## begin Supplied entries

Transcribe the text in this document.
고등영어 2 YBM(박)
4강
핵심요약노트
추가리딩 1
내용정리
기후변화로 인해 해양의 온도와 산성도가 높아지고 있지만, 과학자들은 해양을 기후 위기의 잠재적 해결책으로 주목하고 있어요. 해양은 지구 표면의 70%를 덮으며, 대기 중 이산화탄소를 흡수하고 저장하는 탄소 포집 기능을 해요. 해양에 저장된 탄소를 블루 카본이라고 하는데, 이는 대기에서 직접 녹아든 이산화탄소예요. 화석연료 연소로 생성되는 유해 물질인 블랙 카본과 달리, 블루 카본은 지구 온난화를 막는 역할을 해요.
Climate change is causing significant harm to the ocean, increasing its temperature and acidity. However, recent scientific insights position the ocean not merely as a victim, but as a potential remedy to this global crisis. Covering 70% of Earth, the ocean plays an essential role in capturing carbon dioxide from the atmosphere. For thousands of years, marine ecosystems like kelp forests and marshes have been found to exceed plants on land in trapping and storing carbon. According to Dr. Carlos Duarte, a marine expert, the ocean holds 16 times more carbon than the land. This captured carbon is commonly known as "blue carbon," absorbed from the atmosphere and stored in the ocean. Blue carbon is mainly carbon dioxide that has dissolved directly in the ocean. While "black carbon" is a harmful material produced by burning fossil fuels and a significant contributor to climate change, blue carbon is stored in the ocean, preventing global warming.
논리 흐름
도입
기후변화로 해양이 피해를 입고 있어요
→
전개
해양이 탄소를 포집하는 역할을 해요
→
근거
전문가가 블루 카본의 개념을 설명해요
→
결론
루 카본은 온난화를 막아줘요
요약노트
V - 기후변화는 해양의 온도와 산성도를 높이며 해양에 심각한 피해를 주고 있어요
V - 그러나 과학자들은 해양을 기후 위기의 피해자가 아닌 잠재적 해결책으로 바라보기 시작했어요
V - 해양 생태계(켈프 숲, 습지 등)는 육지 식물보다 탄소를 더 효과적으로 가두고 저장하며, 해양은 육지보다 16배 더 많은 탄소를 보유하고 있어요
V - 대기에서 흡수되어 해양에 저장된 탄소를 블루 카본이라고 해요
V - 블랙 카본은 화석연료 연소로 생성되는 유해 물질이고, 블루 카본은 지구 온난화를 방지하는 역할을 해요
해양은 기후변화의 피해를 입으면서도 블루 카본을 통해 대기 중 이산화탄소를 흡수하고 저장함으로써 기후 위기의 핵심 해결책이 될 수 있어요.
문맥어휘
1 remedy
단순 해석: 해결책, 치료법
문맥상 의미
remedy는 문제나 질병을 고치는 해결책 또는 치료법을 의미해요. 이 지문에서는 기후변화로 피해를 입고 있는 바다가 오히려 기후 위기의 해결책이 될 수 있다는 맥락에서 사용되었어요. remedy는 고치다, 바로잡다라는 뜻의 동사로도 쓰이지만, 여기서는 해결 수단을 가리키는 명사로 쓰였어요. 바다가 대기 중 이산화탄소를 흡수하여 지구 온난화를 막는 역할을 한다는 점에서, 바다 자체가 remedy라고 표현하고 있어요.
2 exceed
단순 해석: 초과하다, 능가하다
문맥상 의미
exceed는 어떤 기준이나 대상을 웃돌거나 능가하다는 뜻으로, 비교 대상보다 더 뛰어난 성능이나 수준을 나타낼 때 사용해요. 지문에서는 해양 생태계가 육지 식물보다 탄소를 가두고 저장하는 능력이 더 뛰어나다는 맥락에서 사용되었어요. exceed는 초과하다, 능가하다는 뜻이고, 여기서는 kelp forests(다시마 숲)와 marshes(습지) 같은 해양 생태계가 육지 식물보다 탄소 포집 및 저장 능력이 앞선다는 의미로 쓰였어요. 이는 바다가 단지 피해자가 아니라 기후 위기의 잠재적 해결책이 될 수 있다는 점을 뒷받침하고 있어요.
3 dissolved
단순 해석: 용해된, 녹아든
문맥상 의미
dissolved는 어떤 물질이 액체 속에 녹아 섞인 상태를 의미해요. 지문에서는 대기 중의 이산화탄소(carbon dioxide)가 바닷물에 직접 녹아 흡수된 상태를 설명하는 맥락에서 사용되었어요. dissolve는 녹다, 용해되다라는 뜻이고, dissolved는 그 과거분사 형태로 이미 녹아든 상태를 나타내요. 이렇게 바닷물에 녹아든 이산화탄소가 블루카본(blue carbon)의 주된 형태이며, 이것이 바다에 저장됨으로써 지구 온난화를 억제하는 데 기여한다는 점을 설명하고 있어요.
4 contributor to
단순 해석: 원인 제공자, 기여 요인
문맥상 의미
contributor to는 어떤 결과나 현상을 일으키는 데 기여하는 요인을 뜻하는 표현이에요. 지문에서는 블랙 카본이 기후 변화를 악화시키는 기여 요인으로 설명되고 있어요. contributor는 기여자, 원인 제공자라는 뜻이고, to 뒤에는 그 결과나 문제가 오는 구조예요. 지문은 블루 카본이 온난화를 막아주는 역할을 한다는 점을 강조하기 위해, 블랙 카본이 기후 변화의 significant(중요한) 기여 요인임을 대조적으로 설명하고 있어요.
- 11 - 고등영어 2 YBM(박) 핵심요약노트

## end Supplied entries

== Aim of the task ==
Go through the listing and print each line exactly as it appears.

== Answer ==
Transcribe the text in this document.
고등영어 2 YBM(박)
4강
핵심요약노트
추가리딩 1
내용정리
기후변화로 인해 해양의 온도와 산성도가 높아지고 있지만, 과학자들은 해양을 기후 위기의 잠재적 해결책으로 주목하고 있어요. 해양은 지구 표면의 70%를 덮으며, 대기 중 이산화탄소를 흡수하고 저장하는 탄소 포집 기능을 해요. 해양에 저장된 탄소를 블루 카본이라고 하는데, 이는 대기에서 직접 녹아든 이산화탄소예요. 화석연료 연소로 생성되는 유해 물질인 블랙 카본과 달리, 블루 카본은 지구 온난화를 막는 역할을 해요.
Climate change is causing significant harm to the ocean, increasing its temperature and acidity. However, recent scientific insights position the ocean not merely as a victim, but as a potential remedy to this global crisis. Covering 70% of Earth, the ocean plays an essential role in capturing carbon dioxide from the atmosphere. For thousands of years, marine ecosystems like kelp forests and marshes have been found to exceed plants on land in trapping and storing carbon. According to Dr. Carlos Duarte, a marine expert, the ocean holds 16 times more carbon than the land. This captured carbon is commonly known as "blue carbon," absorbed from the atmosphere and stored in the ocean. Blue carbon is mainly carbon dioxide that has dissolved directly in the ocean. While "black carbon" is a harmful material produced by burning fossil fuels and a significant contributor to climate change, blue carbon is stored in the ocean, preventing global warming.
논리 흐름
도입
기후변화로 해양이 피해를 입고 있어요
→
전개
해양이 탄소를 포집하는 역할을 해요
→
근거
전문가가 블루 카본의 개념을 설명해요
→
결론
루 카본은 온난화를 막아줘요
요약노트
V - 기후변화는 해양의 온도와 산성도를 높이며 해양에 심각한 피해를 주고 있어요
V - 그러나 과학자들은 해양을 기후 위기의 피해자가 아닌 잠재적 해결책으로 바라보기 시작했어요
V - 해양 생태계(켈프 숲, 습지 등)는 육지 식물보다 탄소를 더 효과적으로 가두고 저장하며, 해양은 육지보다 16배 더 많은 탄소를 보유하고 있어요
V - 대기에서 흡수되어 해양에 저장된 탄소를 블루 카본이라고 해요
V - 블랙 카본은 화석연료 연소로 생성되는 유해 물질이고, 블루 카본은 지구 온난화를 방지하는 역할을 해요
해양은 기후변화의 피해를 입으면서도 블루 카본을 통해 대기 중 이산화탄소를 흡수하고 저장함으로써 기후 위기의 핵심 해결책이 될 수 있어요.
문맥어휘
1 remedy
단순 해석: 해결책, 치료법
문맥상 의미
remedy는 문제나 질병을 고치는 해결책 또는 치료법을 의미해요. 이 지문에서는 기후변화로 피해를 입고 있는 바다가 오히려 기후 위기의 해결책이 될 수 있다는 맥락에서 사용되었어요. remedy는 고치다, 바로잡다라는 뜻의 동사로도 쓰이지만, 여기서는 해결 수단을 가리키는 명사로 쓰였어요. 바다가 대기 중 이산화탄소를 흡수하여 지구 온난화를 막는 역할을 한다는 점에서, 바다 자체가 remedy라고 표현하고 있어요.
2 exceed
단순 해석: 초과하다, 능가하다
문맥상 의미
exceed는 어떤 기준이나 대상을 웃돌거나 능가하다는 뜻으로, 비교 대상보다 더 뛰어난 성능이나 수준을 나타낼 때 사용해요. 지문에서는 해양 생태계가 육지 식물보다 탄소를 가두고 저장하는 능력이 더 뛰어나다는 맥락에서 사용되었어요. exceed는 초과하다, 능가하다는 뜻이고, 여기서는 kelp forests(다시마 숲)와 marshes(습지) 같은 해양 생태계가 육지 식물보다 탄소 포집 및 저장 능력이 앞선다는 의미로 쓰였어요. 이는 바다가 단지 피해자가 아니라 기후 위기의 잠재적 해결책이 될 수 있다는 점을 뒷받침하고 있어요.
3 dissolved
단순 해석: 용해된, 녹아든
문맥상 의미
dissolved는 어떤 물질이 액체 속에 녹아 섞인 상태를 의미해요. 지문에서는 대기 중의 이산화탄소(carbon dioxide)가 바닷물에 직접 녹아 흡수된 상태를 설명하는 맥락에서 사용되었어요. dissolve는 녹다, 용해되다라는 뜻이고, dissolved는 그 과거분사 형태로 이미 녹아든 상태를 나타내요. 이렇게 바닷물에 녹아든 이산화탄소가 블루카본(blue carbon)의 주된 형태이며, 이것이 바다에 저장됨으로써 지구 온난화를 억제하는 데 기여한다는 점을 설명하고 있어요.
4 contributor to
단순 해석: 원인 제공자, 기여 요인
문맥상 의미
contributor to는 어떤 결과나 현상을 일으키는 데 기여하는 요인을 뜻하는 표현이에요. 지문에서는 블랙 카본이 기후 변화를 악화시키는 기여 요인으로 설명되고 있어요. contributor는 기여자, 원인 제공자라는 뜻이고, to 뒤에는 그 결과나 문제가 오는 구조예요. 지문은 블루 카본이 온난화를 막아주는 역할을 한다는 점을 강조하기 위해, 블랙 카본이 기후 변화의 significant(중요한) 기여 요인임을 대조적으로 설명하고 있어요.
- 11 - 고등영어 2 YBM(박) 핵심요약노트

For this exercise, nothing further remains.